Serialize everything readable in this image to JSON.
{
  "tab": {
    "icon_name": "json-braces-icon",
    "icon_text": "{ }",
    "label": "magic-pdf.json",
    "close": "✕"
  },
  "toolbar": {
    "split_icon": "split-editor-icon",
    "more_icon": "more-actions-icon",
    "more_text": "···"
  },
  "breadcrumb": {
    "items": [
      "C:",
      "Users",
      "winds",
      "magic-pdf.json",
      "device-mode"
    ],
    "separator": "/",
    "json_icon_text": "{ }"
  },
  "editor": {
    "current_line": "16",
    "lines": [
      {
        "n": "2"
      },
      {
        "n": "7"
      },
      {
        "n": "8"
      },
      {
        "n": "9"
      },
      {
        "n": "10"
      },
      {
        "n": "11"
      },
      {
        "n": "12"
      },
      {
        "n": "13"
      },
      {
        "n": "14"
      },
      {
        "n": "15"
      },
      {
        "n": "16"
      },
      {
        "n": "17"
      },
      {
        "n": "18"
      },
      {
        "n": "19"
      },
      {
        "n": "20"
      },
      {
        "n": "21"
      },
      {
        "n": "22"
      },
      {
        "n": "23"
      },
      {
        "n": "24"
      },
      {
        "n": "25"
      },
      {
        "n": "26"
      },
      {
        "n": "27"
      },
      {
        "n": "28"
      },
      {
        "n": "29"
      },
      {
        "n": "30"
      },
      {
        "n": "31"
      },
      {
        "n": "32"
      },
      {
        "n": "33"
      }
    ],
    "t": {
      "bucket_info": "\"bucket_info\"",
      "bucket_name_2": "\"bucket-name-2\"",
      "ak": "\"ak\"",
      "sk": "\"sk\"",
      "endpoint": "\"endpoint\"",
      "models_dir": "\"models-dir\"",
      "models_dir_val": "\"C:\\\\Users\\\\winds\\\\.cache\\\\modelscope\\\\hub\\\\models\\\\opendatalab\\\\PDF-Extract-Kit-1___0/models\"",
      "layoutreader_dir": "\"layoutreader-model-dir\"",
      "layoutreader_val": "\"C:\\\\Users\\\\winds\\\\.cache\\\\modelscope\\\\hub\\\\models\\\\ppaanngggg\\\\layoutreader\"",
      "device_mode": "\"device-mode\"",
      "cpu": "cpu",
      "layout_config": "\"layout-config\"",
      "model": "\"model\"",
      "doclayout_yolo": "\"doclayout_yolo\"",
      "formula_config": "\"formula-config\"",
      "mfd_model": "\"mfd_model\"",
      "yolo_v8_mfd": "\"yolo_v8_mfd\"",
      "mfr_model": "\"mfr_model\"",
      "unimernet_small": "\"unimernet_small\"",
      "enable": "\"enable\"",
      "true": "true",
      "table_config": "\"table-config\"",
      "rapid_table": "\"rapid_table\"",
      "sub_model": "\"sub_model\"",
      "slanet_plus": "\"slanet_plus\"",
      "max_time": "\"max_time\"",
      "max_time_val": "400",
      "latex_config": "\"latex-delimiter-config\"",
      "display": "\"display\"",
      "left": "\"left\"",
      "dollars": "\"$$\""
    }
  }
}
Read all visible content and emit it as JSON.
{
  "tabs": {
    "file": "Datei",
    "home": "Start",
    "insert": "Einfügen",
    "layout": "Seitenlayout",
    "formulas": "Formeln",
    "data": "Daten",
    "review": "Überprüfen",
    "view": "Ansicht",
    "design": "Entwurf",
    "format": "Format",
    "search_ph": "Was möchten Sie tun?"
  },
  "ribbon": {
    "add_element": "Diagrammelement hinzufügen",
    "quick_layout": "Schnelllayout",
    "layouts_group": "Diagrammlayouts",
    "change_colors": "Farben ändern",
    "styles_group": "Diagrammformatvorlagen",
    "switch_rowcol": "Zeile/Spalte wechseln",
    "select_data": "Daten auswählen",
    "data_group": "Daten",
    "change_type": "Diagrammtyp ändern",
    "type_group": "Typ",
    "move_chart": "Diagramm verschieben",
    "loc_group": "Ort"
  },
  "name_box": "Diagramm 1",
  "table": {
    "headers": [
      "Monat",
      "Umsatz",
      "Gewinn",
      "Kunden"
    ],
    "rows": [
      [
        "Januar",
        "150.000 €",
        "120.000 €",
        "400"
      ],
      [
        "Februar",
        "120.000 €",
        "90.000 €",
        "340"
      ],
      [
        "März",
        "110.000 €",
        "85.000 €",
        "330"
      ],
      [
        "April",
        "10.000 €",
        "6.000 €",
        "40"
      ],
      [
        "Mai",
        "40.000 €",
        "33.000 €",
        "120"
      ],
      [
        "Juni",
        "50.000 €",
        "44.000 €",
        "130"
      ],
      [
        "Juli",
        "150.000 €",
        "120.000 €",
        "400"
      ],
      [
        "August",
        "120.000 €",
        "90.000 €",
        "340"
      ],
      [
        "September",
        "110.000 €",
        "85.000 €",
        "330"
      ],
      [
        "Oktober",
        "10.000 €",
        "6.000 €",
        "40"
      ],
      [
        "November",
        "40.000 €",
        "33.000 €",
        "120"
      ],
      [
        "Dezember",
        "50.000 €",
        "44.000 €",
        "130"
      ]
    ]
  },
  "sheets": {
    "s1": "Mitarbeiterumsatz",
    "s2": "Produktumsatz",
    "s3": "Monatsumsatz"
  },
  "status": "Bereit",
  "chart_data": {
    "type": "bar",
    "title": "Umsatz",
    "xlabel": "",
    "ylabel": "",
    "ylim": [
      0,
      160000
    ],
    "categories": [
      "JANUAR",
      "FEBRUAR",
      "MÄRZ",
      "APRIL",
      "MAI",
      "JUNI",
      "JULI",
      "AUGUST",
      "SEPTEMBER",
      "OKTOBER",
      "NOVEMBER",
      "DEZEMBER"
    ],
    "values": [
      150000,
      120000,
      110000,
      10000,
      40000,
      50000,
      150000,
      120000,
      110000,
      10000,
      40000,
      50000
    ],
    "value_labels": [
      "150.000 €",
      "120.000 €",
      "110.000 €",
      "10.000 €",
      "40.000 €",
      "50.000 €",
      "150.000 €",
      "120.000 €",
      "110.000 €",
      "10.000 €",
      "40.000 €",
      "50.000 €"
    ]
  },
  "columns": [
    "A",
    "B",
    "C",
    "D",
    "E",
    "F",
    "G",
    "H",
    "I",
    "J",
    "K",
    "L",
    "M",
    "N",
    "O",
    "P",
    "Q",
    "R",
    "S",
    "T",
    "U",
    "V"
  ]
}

WHAT TO DO: In the records, locate each line holding the string "ändern" and copy it.

REPLY:
    "change_colors": "Farben ändern",
    "change_type": "Diagrammtyp ändern",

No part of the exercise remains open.